**Task statement**
Would you transcribe the listing that follows, character for character, and omit its images?

**Material provided**
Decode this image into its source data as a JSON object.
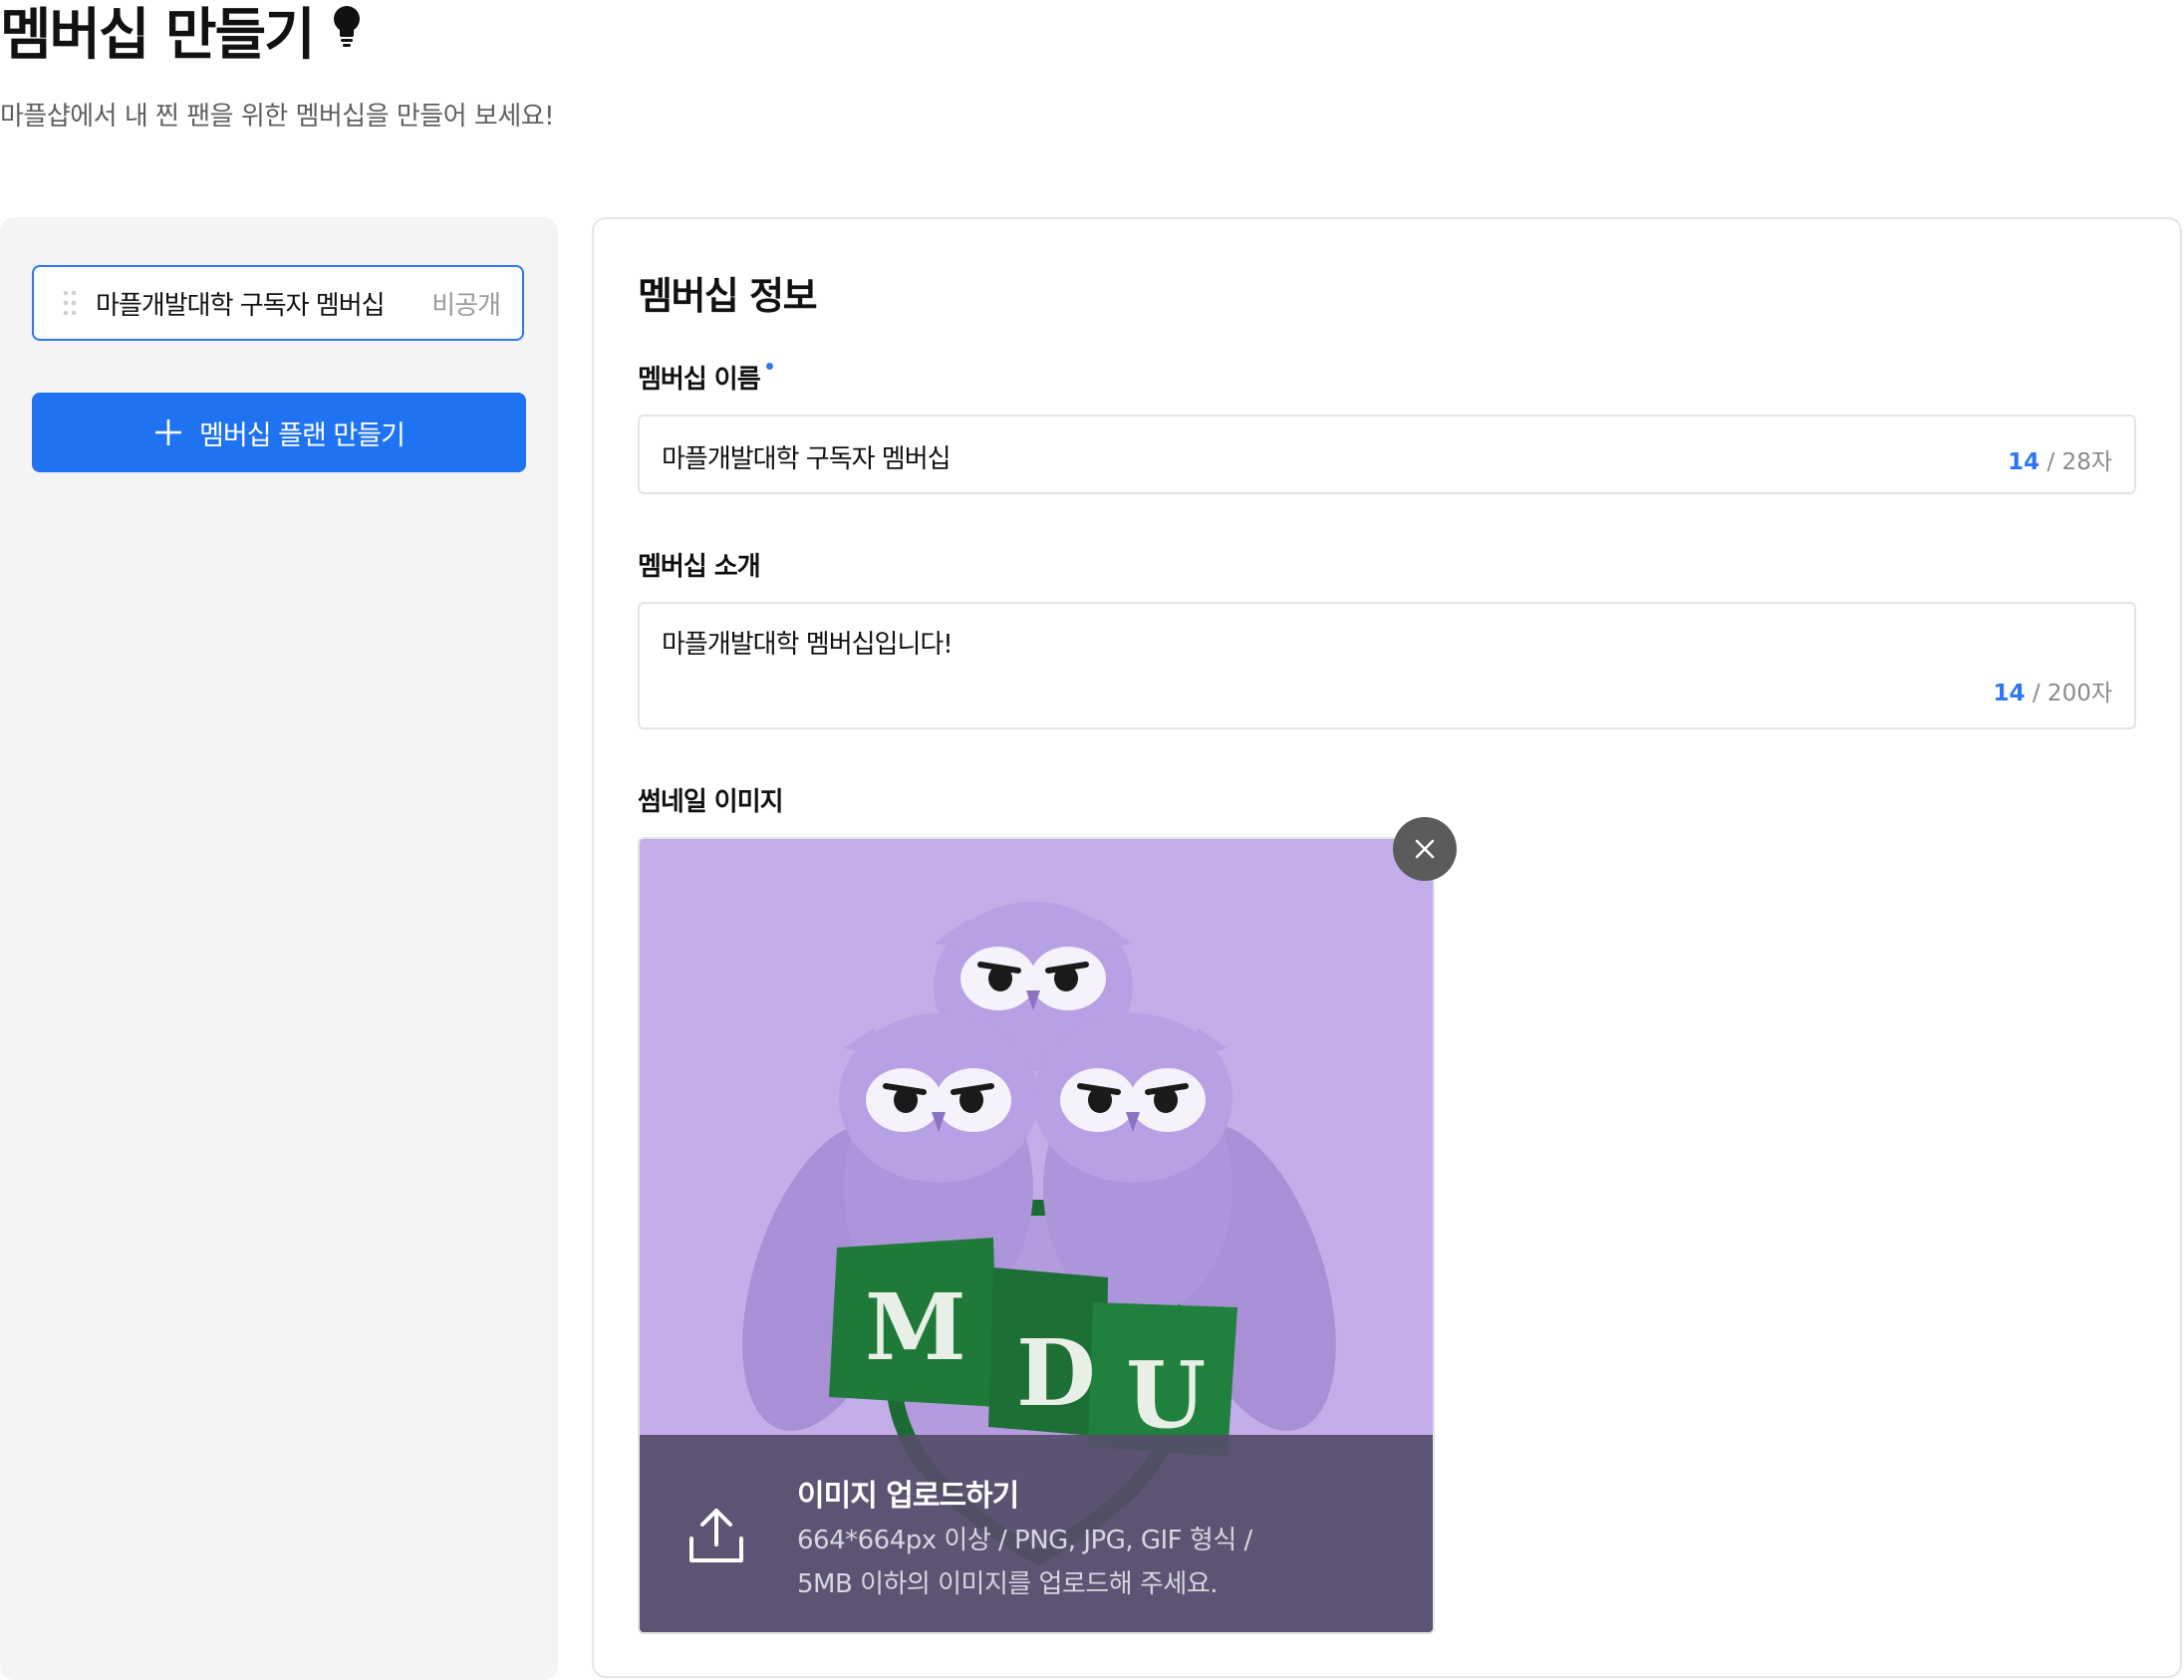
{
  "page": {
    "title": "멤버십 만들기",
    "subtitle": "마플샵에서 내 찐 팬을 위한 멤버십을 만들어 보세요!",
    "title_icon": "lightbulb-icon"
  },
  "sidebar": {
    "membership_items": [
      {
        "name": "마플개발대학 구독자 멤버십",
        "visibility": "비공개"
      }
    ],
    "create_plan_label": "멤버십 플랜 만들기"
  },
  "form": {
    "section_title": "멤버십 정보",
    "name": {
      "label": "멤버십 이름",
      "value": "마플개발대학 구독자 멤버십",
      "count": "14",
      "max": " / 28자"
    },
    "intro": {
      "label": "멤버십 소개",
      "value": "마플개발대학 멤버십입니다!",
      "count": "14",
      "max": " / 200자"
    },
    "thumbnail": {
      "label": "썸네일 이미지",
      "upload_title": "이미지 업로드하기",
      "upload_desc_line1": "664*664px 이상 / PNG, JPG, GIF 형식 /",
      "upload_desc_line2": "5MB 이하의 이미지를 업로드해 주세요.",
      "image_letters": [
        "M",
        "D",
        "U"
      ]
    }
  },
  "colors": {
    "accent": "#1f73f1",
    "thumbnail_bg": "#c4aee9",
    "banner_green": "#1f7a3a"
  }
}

**Task output**
Decode this image into its source data as a JSON object.
{
  "page": {
    "title": "멤버십 만들기",
    "subtitle": "마플샵에서 내 찐 팬을 위한 멤버십을 만들어 보세요!",
    "title_icon": "lightbulb-icon"
  },
  "sidebar": {
    "membership_items": [
      {
        "name": "마플개발대학 구독자 멤버십",
        "visibility": "비공개"
      }
    ],
    "create_plan_label": "멤버십 플랜 만들기"
  },
  "form": {
    "section_title": "멤버십 정보",
    "name": {
      "label": "멤버십 이름",
      "value": "마플개발대학 구독자 멤버십",
      "count": "14",
      "max": " / 28자"
    },
    "intro": {
      "label": "멤버십 소개",
      "value": "마플개발대학 멤버십입니다!",
      "count": "14",
      "max": " / 200자"
    },
    "thumbnail": {
      "label": "썸네일 이미지",
      "upload_title": "이미지 업로드하기",
      "upload_desc_line1": "664*664px 이상 / PNG, JPG, GIF 형식 /",
      "upload_desc_line2": "5MB 이하의 이미지를 업로드해 주세요.",
      "image_letters": [
        "M",
        "D",
        "U"
      ]
    }
  },
  "colors": {
    "accent": "#1f73f1",
    "thumbnail_bg": "#c4aee9",
    "banner_green": "#1f7a3a"
  }
}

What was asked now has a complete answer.